* begin EXERCISE INPUT *
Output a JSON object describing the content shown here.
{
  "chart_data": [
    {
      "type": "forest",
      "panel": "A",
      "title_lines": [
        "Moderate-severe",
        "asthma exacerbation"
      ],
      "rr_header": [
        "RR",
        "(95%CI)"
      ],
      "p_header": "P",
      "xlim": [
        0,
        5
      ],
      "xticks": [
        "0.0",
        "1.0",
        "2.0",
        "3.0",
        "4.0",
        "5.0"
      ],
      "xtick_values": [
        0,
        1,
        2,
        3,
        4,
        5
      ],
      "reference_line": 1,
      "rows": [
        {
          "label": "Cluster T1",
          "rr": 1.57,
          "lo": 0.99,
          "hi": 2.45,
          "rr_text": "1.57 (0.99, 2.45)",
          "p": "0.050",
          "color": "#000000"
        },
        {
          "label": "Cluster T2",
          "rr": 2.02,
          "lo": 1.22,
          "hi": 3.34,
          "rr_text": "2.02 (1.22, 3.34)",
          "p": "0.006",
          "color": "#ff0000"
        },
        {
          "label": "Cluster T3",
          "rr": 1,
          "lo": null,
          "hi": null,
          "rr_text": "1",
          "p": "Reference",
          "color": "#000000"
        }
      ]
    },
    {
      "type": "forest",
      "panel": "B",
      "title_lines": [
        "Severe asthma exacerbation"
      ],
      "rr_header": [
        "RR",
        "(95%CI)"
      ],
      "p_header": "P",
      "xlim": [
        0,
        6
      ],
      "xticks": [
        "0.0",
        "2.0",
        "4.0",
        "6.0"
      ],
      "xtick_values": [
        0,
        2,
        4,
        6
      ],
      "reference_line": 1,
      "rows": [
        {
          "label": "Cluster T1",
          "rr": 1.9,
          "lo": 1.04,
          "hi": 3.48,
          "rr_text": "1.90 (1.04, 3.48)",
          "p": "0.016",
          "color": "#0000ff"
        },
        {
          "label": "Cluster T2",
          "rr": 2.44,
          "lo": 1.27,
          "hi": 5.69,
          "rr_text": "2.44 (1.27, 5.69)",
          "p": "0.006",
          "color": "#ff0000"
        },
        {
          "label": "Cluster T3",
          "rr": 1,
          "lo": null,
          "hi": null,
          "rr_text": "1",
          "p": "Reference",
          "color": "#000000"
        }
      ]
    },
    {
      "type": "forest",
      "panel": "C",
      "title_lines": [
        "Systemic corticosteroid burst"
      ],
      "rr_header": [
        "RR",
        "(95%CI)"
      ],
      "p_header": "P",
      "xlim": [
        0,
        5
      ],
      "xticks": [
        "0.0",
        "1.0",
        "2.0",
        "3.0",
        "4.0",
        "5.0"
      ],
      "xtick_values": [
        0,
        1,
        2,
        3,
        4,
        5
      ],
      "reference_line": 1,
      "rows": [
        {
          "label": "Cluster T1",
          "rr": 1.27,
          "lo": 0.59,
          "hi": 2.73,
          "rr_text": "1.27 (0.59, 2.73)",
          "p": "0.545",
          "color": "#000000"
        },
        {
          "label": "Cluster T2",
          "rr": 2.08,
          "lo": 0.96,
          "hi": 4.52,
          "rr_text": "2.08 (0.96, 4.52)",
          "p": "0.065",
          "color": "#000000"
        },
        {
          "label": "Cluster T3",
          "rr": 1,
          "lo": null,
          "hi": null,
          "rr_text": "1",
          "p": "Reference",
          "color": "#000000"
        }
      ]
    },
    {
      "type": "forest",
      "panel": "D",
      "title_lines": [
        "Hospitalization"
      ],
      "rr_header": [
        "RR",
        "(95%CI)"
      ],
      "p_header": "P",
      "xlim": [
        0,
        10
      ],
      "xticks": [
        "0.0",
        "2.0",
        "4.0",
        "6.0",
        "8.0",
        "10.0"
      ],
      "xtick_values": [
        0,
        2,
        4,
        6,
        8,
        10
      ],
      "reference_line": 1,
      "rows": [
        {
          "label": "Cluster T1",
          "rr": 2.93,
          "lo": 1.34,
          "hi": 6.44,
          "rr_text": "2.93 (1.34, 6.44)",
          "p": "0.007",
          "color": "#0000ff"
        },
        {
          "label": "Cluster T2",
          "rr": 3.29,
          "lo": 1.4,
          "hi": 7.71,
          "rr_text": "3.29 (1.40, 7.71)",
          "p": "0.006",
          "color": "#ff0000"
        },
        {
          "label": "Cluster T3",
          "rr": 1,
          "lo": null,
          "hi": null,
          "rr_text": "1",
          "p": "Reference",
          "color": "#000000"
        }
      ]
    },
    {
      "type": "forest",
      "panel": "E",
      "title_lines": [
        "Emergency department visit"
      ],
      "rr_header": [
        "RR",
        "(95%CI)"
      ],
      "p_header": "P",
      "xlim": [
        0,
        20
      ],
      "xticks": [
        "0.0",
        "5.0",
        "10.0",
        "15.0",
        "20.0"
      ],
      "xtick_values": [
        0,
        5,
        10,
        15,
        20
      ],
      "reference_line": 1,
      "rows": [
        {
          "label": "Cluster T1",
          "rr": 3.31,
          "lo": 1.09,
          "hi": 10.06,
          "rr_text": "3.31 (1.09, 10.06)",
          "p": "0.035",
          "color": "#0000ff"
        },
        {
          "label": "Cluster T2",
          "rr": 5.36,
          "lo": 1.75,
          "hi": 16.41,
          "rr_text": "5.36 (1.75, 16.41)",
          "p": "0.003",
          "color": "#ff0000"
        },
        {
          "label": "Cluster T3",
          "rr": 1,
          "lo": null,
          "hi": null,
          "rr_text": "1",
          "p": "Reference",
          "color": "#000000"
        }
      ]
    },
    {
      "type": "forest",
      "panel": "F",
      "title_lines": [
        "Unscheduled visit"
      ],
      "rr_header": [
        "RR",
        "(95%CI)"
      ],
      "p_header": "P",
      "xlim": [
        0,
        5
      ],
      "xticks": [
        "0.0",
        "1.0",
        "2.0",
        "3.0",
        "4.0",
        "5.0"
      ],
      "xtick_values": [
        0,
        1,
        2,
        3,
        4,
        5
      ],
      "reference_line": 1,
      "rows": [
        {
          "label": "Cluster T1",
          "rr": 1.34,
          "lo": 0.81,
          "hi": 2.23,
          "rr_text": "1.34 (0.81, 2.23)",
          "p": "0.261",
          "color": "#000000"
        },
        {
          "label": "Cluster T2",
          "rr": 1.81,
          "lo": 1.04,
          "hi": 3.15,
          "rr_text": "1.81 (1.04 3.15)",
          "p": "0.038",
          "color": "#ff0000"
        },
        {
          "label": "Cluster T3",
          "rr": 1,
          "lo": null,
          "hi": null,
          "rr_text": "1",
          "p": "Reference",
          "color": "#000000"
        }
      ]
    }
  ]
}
* end EXERCISE INPUT *
■ SHORT TASK ■
Go through the listing above and return every line where the word "panel" occurs.

■ PROBLEM SOLUTION ■
      "panel": "A",
      "panel": "B",
      "panel": "C",
      "panel": "D",
      "panel": "E",
      "panel": "F",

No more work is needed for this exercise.